*TASK REQUIREMENTS*.
Work through the data below and give the number of lines holding "British", nothing more.

*EXTRACTED INFORMATION*.
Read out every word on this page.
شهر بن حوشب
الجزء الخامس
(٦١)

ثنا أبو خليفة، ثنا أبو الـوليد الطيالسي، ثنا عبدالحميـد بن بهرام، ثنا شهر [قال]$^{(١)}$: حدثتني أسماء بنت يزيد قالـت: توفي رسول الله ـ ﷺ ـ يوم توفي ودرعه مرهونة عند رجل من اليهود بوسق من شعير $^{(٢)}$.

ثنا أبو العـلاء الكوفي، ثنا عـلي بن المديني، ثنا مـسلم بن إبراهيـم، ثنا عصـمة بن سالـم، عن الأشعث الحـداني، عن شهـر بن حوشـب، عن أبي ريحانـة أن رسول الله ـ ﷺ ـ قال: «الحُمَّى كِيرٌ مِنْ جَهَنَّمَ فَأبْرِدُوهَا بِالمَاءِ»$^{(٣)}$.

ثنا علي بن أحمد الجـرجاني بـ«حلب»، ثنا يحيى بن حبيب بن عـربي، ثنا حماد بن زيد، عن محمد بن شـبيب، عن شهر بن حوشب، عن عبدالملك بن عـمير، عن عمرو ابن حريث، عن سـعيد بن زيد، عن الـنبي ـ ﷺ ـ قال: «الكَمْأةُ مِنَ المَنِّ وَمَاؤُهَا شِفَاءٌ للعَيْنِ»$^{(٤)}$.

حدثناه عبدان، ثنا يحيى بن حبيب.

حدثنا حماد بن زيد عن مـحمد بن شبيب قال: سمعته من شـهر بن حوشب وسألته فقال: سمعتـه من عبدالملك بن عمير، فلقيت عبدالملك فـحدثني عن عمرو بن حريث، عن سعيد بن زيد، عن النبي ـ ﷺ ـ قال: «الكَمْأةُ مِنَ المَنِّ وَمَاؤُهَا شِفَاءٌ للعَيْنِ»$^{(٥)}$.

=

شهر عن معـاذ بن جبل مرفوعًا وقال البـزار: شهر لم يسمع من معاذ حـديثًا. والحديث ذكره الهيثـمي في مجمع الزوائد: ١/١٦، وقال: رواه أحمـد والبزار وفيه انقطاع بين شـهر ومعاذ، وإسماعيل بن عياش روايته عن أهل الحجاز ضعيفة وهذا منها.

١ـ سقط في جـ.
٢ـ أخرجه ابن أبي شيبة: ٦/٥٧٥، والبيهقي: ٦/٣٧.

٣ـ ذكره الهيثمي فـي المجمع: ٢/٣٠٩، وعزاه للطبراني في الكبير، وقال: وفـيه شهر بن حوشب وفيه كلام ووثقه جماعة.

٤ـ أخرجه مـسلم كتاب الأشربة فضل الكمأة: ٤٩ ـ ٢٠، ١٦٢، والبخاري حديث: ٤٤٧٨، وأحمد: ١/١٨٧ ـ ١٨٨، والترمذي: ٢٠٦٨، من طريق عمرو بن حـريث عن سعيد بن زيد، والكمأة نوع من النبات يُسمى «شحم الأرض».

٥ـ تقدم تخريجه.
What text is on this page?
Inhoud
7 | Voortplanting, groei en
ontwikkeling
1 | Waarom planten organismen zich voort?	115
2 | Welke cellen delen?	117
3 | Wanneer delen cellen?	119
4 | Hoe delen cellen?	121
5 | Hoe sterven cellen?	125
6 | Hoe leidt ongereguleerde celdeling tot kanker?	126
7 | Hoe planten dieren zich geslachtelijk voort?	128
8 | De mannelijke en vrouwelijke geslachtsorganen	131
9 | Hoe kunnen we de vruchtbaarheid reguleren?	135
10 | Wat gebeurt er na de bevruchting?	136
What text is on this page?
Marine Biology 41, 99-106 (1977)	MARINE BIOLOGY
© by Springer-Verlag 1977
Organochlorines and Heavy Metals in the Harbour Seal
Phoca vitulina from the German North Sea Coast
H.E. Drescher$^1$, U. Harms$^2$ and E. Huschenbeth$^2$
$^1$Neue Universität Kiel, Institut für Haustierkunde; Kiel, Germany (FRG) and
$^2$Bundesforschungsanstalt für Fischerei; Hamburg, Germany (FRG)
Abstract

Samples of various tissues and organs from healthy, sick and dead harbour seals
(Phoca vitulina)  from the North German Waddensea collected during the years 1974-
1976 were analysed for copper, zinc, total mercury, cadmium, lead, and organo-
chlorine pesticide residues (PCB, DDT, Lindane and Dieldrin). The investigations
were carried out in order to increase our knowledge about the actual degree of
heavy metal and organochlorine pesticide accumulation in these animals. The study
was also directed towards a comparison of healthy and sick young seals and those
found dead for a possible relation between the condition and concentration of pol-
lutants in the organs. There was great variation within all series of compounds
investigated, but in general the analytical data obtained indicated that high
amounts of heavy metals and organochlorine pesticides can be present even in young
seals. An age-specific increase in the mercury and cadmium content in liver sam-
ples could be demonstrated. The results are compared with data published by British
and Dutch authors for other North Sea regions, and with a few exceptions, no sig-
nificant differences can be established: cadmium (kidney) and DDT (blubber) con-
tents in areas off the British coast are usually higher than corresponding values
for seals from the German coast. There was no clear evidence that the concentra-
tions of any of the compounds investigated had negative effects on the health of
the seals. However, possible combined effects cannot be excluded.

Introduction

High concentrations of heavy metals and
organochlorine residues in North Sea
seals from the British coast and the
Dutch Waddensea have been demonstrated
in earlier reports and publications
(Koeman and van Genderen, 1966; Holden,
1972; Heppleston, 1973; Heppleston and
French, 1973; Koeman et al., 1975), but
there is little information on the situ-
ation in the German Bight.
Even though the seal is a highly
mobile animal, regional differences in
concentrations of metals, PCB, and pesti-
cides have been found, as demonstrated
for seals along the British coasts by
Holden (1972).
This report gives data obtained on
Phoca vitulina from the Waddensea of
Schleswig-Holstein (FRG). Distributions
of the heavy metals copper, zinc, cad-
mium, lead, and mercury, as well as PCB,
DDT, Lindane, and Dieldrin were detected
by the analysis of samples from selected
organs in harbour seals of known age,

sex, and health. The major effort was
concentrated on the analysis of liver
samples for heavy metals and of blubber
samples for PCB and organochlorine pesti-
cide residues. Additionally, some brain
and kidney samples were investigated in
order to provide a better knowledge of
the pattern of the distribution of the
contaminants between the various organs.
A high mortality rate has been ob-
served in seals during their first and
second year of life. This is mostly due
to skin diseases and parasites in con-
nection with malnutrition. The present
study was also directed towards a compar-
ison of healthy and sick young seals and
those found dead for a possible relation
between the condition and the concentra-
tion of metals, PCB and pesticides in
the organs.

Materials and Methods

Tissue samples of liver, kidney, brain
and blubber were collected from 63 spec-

*REPLY TO THE TASK*.
4